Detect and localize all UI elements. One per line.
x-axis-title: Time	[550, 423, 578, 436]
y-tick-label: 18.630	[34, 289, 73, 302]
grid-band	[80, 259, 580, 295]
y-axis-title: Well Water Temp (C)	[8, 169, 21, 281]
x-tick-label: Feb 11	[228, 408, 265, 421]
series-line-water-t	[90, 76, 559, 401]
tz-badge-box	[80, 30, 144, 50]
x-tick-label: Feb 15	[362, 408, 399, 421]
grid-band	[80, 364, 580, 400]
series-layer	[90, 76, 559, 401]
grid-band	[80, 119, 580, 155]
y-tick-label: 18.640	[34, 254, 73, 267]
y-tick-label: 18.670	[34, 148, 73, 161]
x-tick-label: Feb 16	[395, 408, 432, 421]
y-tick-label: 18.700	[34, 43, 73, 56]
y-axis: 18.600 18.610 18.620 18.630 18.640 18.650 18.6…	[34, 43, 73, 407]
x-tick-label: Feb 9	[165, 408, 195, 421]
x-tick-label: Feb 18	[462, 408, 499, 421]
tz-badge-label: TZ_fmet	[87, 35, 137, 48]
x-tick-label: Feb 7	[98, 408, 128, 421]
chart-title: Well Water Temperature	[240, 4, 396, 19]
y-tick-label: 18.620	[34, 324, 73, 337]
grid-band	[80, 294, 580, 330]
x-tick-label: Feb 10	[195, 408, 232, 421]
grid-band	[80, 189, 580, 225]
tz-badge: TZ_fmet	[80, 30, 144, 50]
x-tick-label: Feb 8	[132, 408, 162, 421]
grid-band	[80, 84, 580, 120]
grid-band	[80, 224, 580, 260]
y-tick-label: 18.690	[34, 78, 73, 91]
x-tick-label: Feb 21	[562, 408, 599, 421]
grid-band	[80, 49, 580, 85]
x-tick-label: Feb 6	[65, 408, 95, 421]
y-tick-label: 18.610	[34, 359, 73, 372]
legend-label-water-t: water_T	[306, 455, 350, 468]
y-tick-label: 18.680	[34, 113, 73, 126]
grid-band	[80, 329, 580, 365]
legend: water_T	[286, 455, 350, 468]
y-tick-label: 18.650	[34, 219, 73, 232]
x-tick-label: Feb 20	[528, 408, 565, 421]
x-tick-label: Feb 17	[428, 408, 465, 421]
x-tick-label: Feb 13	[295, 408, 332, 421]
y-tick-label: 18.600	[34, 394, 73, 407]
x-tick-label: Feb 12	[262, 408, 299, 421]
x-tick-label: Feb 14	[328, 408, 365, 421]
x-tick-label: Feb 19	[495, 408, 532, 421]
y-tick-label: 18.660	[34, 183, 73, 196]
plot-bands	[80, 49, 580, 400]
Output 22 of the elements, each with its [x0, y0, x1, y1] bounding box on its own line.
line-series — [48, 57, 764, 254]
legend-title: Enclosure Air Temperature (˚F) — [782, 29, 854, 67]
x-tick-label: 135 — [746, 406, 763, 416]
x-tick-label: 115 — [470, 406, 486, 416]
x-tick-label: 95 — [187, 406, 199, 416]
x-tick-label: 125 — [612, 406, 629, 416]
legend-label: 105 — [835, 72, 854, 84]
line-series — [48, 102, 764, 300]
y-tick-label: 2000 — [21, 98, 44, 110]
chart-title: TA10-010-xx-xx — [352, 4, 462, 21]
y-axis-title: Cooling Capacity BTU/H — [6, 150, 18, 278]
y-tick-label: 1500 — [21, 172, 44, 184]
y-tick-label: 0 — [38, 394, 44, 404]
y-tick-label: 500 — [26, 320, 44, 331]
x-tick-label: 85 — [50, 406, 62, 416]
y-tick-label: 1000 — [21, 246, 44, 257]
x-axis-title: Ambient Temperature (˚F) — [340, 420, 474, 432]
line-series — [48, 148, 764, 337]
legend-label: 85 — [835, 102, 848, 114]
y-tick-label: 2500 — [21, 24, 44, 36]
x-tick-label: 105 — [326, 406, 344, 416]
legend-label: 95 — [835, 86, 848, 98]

================

Please reproduce every line of the records above without any change.

#### Final result:
Detect and localize all UI elements. One per line.
x-axis-title: Time	[550, 423, 578, 436]
y-tick-label: 18.630	[34, 289, 73, 302]
grid-band	[80, 259, 580, 295]
y-axis-title: Well Water Temp (C)	[8, 169, 21, 281]
x-tick-label: Feb 11	[228, 408, 265, 421]
series-line-water-t	[90, 76, 559, 401]
tz-badge-box	[80, 30, 144, 50]
x-tick-label: Feb 15	[362, 408, 399, 421]
grid-band	[80, 364, 580, 400]
series-layer	[90, 76, 559, 401]
grid-band	[80, 119, 580, 155]
y-tick-label: 18.640	[34, 254, 73, 267]
y-tick-label: 18.670	[34, 148, 73, 161]
x-tick-label: Feb 16	[395, 408, 432, 421]
y-tick-label: 18.700	[34, 43, 73, 56]
y-axis: 18.600 18.610 18.620 18.630 18.640 18.650 18.6…	[34, 43, 73, 407]
x-tick-label: Feb 9	[165, 408, 195, 421]
x-tick-label: Feb 18	[462, 408, 499, 421]
tz-badge-label: TZ_fmet	[87, 35, 137, 48]
x-tick-label: Feb 7	[98, 408, 128, 421]
chart-title: Well Water Temperature	[240, 4, 396, 19]
y-tick-label: 18.620	[34, 324, 73, 337]
grid-band	[80, 294, 580, 330]
x-tick-label: Feb 10	[195, 408, 232, 421]
grid-band	[80, 189, 580, 225]
tz-badge: TZ_fmet	[80, 30, 144, 50]
x-tick-label: Feb 8	[132, 408, 162, 421]
grid-band	[80, 84, 580, 120]
grid-band	[80, 224, 580, 260]
y-tick-label: 18.690	[34, 78, 73, 91]
x-tick-label: Feb 21	[562, 408, 599, 421]
grid-band	[80, 49, 580, 85]
x-tick-label: Feb 6	[65, 408, 95, 421]
y-tick-label: 18.610	[34, 359, 73, 372]
legend-label-water-t: water_T	[306, 455, 350, 468]
y-tick-label: 18.680	[34, 113, 73, 126]
grid-band	[80, 329, 580, 365]
legend: water_T	[286, 455, 350, 468]
y-tick-label: 18.650	[34, 219, 73, 232]
x-tick-label: Feb 20	[528, 408, 565, 421]
x-tick-label: Feb 17	[428, 408, 465, 421]
x-tick-label: Feb 13	[295, 408, 332, 421]
y-tick-label: 18.600	[34, 394, 73, 407]
x-tick-label: Feb 12	[262, 408, 299, 421]
x-tick-label: Feb 14	[328, 408, 365, 421]
x-tick-label: Feb 19	[495, 408, 532, 421]
y-tick-label: 18.660	[34, 183, 73, 196]
plot-bands	[80, 49, 580, 400]
Output 22 of the elements, each with its [x0, y0, x1, y1] bounding box on its own line.
line-series — [48, 57, 764, 254]
legend-title: Enclosure Air Temperature (˚F) — [782, 29, 854, 67]
x-tick-label: 135 — [746, 406, 763, 416]
x-tick-label: 115 — [470, 406, 486, 416]
x-tick-label: 95 — [187, 406, 199, 416]
x-tick-label: 125 — [612, 406, 629, 416]
legend-label: 105 — [835, 72, 854, 84]
line-series — [48, 102, 764, 300]
y-tick-label: 2000 — [21, 98, 44, 110]
chart-title: TA10-010-xx-xx — [352, 4, 462, 21]
y-axis-title: Cooling Capacity BTU/H — [6, 150, 18, 278]
y-tick-label: 1500 — [21, 172, 44, 184]
y-tick-label: 0 — [38, 394, 44, 404]
y-tick-label: 500 — [26, 320, 44, 331]
x-tick-label: 85 — [50, 406, 62, 416]
y-tick-label: 1000 — [21, 246, 44, 257]
x-axis-title: Ambient Temperature (˚F) — [340, 420, 474, 432]
line-series — [48, 148, 764, 337]
legend-label: 85 — [835, 102, 848, 114]
y-tick-label: 2500 — [21, 24, 44, 36]
x-tick-label: 105 — [326, 406, 344, 416]
legend-label: 95 — [835, 86, 848, 98]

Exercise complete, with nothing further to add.